• [Exercise] Note each line that includes the word "Graphics". Copy those lines.

[Collected data]
+-------+

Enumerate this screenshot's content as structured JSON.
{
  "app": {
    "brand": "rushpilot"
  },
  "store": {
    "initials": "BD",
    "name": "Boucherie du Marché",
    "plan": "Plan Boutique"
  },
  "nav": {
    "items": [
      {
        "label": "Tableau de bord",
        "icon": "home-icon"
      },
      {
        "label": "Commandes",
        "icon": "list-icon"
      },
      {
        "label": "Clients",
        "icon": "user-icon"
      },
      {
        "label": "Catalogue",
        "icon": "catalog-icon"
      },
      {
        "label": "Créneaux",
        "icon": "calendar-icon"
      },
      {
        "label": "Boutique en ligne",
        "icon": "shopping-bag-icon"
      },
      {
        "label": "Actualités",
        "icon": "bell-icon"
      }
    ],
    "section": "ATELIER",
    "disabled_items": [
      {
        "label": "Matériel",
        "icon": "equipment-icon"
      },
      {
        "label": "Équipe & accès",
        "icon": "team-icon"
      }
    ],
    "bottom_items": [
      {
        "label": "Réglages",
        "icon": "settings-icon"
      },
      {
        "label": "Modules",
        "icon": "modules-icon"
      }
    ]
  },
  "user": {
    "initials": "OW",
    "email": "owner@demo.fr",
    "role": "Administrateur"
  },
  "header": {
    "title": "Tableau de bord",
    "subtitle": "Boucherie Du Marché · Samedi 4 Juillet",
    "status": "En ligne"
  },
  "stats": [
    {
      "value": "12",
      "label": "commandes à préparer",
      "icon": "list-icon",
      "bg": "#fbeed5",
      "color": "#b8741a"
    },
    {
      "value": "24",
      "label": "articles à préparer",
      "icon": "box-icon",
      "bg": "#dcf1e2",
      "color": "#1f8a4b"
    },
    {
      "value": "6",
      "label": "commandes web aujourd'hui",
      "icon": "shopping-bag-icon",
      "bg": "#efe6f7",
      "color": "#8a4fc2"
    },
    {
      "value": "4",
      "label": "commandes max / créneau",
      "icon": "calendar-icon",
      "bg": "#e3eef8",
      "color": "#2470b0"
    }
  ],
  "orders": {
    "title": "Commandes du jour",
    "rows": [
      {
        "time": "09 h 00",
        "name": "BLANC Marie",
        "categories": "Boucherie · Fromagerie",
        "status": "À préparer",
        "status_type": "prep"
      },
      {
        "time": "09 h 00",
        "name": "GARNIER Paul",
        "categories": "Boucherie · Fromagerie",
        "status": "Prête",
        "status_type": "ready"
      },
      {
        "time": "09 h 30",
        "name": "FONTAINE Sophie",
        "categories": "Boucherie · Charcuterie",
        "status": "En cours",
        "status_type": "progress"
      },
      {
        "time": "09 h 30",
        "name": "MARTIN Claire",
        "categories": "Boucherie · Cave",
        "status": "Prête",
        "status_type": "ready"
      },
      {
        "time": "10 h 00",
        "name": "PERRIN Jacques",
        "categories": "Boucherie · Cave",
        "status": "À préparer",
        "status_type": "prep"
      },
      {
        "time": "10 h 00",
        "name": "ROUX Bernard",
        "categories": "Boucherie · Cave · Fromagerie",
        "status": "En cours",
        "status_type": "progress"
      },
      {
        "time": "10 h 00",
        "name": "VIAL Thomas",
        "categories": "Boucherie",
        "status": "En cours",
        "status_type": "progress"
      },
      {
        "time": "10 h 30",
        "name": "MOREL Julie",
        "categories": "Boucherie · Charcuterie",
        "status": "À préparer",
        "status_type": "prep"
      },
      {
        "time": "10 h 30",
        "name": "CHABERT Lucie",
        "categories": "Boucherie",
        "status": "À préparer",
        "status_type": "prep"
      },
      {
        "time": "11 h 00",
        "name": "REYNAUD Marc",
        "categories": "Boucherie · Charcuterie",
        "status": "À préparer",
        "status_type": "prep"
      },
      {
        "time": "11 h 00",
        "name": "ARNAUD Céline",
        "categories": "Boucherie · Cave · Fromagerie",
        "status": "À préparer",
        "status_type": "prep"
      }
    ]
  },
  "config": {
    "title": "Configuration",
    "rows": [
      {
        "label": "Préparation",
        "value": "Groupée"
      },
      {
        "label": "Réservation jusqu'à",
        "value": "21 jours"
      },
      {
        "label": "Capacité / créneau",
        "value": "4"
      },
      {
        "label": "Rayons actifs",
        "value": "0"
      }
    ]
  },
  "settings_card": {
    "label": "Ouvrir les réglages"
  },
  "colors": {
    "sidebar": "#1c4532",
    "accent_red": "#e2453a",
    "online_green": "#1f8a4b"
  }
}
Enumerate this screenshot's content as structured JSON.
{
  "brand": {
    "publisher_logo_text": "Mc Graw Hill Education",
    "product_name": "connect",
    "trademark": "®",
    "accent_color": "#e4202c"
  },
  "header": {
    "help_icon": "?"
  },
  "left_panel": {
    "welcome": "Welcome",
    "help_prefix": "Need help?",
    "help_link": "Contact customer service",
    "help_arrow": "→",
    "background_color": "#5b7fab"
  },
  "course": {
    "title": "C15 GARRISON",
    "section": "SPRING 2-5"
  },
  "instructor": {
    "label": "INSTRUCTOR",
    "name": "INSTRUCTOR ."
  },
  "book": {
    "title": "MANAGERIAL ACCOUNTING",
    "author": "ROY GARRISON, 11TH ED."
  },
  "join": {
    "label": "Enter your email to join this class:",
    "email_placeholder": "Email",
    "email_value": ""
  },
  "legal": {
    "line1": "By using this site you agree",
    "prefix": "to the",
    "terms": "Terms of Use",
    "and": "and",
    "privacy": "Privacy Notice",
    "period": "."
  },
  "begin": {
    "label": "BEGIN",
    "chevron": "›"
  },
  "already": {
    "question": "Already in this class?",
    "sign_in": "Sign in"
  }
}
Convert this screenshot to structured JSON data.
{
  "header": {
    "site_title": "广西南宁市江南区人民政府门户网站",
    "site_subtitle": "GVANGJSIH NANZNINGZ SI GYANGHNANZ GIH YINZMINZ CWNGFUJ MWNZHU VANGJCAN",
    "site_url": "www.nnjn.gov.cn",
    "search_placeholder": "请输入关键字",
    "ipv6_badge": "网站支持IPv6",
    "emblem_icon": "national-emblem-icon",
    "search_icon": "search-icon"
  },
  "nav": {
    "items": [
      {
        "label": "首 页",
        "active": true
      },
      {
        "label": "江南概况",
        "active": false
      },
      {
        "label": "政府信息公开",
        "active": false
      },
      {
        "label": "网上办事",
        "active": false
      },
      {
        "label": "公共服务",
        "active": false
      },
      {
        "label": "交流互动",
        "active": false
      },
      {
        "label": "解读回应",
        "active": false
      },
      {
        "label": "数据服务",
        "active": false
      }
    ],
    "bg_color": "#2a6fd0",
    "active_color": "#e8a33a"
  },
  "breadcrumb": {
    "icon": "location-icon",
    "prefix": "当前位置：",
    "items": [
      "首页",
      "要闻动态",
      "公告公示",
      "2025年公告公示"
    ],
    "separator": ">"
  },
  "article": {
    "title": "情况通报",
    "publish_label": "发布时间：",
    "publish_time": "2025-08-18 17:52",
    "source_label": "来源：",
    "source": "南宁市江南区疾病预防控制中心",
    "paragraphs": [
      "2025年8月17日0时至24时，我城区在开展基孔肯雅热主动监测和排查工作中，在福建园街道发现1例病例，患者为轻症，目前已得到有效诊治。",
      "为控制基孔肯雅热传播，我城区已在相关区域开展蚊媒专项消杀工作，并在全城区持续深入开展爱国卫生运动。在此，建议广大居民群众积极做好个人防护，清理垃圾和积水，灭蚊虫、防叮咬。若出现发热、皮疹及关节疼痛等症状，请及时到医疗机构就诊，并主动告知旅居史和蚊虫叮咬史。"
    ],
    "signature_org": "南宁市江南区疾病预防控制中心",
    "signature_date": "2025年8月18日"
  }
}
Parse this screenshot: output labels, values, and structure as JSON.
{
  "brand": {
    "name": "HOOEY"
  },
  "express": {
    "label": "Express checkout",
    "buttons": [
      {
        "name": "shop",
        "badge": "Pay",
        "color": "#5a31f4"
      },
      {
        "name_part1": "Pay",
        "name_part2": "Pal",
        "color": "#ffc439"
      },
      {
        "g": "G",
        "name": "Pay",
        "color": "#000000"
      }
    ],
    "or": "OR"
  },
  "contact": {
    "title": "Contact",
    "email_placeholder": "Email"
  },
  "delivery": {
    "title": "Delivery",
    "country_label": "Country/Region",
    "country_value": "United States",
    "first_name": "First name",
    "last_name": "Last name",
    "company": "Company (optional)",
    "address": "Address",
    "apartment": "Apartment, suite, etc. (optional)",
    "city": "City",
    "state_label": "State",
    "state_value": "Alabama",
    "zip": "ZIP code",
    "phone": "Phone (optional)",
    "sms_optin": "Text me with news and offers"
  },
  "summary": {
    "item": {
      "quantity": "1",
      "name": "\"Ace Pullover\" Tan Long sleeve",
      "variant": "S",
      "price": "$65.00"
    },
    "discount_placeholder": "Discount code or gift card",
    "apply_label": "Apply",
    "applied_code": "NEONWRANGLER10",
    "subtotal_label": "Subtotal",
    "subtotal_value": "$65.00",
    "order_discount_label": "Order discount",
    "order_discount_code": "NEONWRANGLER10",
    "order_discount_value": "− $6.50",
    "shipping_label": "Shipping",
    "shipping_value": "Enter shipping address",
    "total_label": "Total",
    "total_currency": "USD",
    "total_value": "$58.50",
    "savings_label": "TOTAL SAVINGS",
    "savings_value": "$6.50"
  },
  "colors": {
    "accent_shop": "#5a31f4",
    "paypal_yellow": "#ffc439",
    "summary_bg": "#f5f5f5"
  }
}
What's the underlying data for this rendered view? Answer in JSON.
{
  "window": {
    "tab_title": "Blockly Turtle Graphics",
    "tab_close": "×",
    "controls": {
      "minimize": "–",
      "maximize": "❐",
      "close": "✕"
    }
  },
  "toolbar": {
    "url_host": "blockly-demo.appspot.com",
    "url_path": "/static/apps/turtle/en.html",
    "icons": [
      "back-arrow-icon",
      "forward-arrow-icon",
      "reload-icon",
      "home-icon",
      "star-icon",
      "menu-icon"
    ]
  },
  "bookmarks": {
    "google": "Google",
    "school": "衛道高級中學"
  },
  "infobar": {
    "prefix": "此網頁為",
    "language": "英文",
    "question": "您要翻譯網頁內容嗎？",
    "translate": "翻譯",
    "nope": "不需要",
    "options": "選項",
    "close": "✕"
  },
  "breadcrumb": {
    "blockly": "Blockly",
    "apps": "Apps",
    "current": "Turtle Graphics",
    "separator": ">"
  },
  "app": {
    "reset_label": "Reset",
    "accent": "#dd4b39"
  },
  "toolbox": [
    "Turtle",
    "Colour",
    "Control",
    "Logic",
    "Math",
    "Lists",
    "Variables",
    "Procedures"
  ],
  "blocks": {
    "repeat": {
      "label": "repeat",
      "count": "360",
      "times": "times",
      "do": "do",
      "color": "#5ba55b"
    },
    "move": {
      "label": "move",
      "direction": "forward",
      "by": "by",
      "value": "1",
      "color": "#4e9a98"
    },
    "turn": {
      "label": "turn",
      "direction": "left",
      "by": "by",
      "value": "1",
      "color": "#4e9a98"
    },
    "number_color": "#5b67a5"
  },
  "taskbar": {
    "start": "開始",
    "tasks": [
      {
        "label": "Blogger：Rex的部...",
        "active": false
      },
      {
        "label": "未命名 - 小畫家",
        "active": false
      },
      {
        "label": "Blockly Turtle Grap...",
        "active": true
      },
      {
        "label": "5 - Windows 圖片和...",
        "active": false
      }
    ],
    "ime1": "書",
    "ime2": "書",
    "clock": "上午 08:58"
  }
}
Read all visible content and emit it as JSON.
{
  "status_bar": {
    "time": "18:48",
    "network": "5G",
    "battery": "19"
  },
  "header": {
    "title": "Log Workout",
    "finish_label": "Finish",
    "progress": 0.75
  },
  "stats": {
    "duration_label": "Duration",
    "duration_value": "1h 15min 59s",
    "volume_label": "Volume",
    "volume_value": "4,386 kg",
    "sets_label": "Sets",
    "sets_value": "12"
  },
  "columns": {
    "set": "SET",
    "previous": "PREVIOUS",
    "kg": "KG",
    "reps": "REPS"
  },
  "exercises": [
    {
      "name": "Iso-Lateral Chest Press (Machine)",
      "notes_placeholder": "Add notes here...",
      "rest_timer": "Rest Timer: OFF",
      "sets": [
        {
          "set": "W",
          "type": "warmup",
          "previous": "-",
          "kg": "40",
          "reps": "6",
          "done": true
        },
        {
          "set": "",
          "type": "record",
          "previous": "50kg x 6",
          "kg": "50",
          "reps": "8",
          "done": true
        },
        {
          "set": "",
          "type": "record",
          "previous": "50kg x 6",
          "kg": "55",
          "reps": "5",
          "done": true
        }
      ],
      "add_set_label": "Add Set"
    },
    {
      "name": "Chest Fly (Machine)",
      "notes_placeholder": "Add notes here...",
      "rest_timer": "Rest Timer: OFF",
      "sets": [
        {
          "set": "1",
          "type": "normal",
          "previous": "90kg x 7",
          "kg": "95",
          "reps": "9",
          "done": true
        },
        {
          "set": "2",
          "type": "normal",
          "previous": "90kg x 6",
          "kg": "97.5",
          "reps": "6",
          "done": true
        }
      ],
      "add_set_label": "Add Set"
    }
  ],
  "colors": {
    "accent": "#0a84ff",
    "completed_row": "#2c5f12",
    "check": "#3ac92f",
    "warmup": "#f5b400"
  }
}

+-------+

• [Expected output]
    "tab_title": "Blockly Turtle Graphics",
    "current": "Turtle Graphics",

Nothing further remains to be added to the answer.